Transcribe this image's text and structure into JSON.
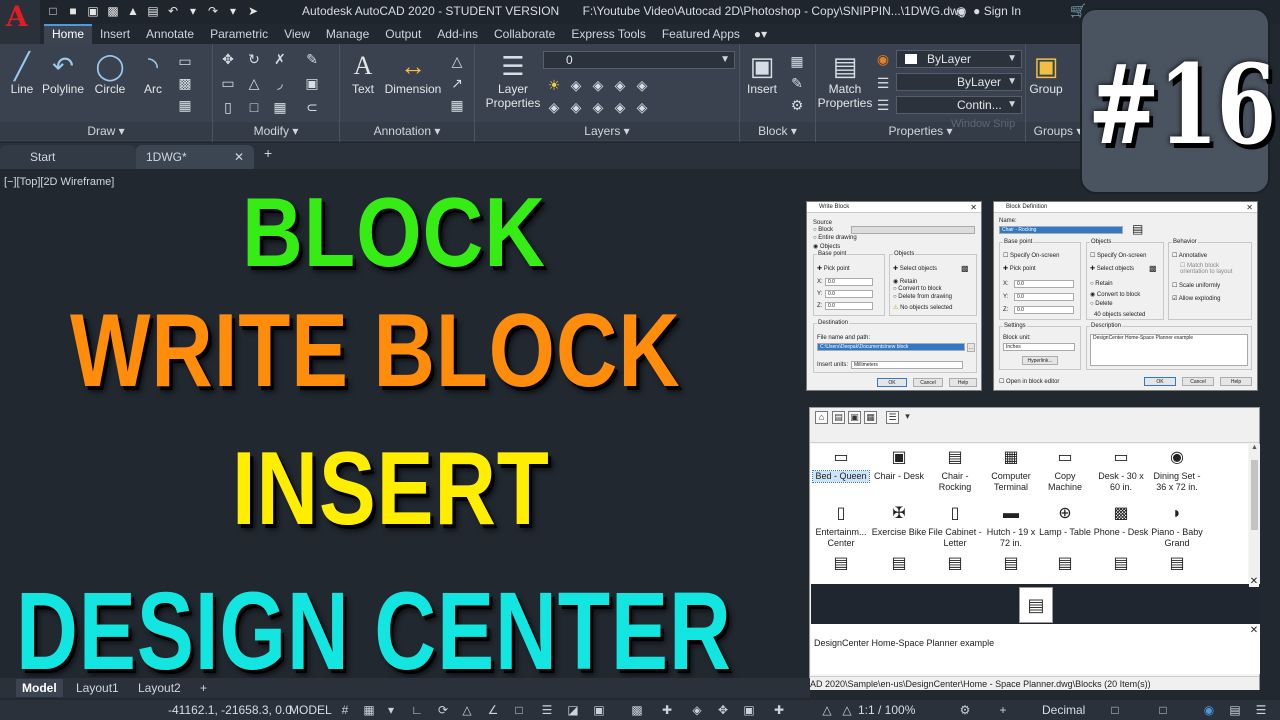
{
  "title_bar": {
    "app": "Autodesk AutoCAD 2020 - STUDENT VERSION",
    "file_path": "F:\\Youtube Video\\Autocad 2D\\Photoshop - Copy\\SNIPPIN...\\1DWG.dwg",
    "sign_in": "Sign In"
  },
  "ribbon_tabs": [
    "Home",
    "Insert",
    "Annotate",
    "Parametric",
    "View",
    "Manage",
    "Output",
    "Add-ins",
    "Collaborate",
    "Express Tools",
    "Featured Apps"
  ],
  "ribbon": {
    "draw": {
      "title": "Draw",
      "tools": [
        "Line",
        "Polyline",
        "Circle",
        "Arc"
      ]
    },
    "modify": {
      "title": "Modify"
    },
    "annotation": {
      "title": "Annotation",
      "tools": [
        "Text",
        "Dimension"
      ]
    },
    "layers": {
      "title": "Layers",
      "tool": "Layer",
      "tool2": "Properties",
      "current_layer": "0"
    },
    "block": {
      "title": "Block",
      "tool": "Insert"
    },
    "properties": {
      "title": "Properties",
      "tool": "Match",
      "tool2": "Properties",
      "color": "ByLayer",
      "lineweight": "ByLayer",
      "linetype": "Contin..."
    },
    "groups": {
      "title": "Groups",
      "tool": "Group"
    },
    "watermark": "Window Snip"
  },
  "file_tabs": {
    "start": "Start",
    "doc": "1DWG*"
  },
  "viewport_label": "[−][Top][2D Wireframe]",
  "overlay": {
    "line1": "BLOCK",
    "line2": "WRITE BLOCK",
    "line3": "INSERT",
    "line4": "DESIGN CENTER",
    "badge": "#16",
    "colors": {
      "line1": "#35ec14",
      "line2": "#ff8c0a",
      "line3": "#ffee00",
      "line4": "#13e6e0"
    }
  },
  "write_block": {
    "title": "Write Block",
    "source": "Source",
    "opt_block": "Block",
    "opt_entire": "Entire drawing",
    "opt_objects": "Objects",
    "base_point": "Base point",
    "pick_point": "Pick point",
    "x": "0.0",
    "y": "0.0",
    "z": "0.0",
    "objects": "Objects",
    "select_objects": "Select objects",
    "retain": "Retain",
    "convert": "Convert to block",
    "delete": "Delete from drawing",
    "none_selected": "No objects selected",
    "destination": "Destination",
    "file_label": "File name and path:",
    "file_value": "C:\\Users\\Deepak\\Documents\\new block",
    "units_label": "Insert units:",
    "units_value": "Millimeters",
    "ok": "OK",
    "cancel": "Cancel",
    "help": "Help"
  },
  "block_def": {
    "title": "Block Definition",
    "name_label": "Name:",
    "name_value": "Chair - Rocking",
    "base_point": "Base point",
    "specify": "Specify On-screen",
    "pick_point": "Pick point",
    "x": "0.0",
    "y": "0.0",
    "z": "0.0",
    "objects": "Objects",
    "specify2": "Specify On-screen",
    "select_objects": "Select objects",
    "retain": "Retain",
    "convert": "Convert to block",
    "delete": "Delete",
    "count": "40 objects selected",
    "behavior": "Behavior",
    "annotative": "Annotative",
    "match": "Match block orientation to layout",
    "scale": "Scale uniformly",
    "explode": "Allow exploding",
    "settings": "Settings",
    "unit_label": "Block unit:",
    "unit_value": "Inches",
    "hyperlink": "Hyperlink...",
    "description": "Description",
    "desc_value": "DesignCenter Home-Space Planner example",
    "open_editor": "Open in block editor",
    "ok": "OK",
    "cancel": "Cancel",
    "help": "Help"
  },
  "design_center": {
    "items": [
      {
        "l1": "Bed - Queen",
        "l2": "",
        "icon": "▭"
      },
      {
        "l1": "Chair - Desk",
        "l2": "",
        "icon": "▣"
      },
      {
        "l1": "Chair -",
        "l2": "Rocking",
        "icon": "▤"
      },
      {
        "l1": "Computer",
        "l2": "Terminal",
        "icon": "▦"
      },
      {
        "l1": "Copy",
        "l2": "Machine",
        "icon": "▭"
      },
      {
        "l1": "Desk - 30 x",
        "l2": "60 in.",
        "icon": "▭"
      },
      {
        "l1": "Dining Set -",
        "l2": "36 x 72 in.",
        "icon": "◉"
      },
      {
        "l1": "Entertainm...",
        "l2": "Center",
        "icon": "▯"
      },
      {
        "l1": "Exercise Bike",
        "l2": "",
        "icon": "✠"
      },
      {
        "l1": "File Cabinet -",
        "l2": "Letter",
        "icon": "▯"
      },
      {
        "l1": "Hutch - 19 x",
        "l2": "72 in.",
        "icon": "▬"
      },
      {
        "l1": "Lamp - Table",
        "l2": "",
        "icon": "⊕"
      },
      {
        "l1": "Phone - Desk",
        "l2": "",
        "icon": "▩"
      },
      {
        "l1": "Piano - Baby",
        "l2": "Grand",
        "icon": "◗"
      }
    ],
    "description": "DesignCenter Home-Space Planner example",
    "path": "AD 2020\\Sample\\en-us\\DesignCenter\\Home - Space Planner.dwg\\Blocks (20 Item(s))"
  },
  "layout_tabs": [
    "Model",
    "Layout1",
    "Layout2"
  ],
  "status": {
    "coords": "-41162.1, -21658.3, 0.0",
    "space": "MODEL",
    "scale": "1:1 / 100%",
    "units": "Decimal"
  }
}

--

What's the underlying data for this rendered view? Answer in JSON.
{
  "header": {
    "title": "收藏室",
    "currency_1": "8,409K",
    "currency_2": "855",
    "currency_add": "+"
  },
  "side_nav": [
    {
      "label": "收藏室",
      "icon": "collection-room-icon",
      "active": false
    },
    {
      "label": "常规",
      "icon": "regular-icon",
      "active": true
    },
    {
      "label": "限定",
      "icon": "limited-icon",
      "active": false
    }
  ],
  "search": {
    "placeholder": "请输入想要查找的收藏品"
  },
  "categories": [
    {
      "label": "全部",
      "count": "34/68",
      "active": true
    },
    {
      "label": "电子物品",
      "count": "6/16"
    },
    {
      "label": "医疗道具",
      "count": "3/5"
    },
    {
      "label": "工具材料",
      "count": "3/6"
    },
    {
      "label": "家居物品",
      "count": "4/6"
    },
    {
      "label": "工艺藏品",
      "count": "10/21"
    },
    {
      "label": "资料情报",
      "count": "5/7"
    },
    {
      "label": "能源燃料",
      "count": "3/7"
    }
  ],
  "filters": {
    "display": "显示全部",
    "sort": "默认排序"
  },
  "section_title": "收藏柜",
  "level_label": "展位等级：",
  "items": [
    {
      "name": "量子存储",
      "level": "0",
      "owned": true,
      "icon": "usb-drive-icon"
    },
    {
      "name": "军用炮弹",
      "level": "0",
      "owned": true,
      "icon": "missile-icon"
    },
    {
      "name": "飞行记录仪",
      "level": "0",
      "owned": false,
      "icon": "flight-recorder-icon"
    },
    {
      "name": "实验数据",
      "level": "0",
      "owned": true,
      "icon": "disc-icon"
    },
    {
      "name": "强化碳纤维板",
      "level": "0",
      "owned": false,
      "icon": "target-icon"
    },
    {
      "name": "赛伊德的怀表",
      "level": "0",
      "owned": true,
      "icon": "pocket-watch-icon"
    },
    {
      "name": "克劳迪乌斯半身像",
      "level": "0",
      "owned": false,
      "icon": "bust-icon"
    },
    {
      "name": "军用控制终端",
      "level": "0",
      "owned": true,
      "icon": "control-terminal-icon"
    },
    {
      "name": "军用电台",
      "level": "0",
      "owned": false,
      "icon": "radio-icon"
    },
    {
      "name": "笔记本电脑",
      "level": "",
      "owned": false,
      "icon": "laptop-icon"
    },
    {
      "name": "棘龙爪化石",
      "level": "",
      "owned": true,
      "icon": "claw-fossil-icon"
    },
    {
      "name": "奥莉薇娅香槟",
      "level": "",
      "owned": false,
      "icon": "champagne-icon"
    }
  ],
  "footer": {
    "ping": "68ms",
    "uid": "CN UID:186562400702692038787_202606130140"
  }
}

→ Brief:
Say how many lines in the records contain the string "Chair", and say nothing else.

→ Exercise answer:
3